Stated problem: Wherever the word "marker" turns up in a line of the entries, copy that line.

Recorded information:
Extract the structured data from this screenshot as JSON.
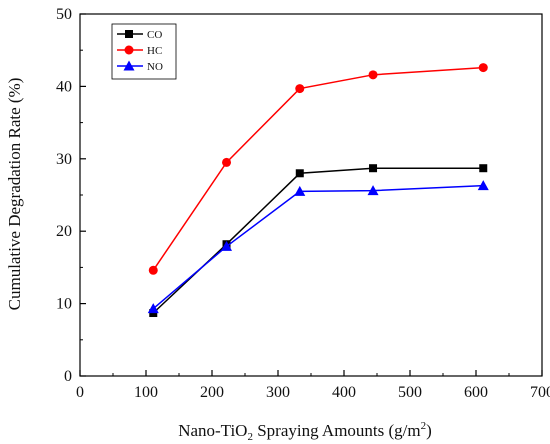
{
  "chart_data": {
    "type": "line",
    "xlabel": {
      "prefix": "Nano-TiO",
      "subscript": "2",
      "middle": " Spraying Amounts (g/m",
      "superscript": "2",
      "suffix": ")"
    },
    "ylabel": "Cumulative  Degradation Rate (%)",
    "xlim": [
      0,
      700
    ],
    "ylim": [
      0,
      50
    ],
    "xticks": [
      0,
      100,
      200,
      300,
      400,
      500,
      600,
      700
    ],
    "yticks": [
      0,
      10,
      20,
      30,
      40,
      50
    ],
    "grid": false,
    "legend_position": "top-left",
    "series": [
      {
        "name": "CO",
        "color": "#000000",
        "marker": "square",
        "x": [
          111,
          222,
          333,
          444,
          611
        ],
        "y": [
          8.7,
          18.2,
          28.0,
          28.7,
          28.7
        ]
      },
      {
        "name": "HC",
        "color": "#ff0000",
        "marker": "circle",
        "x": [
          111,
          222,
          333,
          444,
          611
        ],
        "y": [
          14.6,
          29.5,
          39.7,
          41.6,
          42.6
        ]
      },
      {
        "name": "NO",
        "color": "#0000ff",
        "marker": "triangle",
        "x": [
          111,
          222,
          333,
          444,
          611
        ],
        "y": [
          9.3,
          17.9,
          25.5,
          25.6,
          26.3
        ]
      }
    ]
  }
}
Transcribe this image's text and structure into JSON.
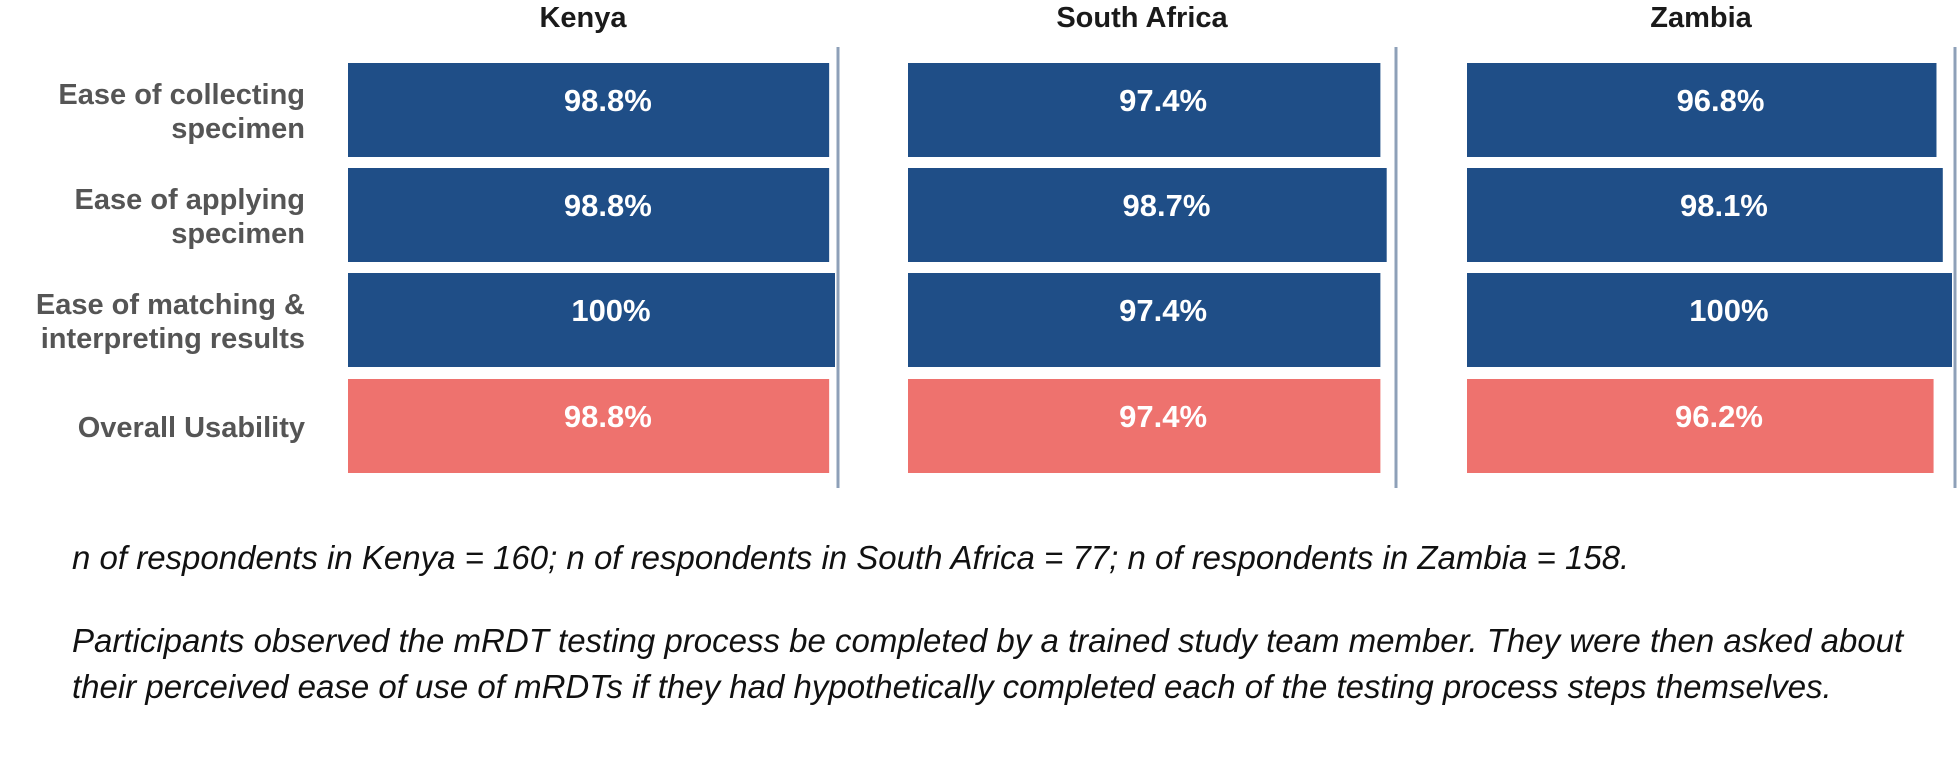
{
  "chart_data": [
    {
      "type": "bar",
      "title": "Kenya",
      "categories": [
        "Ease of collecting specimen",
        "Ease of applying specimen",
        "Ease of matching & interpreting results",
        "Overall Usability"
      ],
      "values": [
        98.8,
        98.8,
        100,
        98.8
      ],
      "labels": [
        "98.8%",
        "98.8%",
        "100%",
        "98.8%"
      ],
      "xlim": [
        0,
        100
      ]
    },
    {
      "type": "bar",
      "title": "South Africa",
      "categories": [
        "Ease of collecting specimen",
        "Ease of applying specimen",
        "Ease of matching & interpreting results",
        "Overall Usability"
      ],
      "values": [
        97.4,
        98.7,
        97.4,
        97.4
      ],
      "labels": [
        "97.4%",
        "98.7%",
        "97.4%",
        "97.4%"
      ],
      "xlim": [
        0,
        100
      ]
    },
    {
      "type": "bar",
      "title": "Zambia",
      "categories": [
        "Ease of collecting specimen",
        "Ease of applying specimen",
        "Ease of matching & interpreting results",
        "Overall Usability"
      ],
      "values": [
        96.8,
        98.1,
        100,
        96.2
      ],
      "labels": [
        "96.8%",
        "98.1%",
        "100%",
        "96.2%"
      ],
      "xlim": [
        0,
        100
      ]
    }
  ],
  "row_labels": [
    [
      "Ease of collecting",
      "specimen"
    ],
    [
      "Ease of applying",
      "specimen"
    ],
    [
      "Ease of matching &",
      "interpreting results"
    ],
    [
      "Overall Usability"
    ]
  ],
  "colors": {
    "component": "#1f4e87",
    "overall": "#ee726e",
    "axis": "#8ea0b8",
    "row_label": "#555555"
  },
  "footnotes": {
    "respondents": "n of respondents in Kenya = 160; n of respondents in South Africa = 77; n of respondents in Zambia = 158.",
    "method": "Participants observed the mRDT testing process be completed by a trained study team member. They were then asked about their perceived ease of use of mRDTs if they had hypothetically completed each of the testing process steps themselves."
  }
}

Problem solution:
        "marker": "square",
        "marker": "circle",
        "marker": "triangle",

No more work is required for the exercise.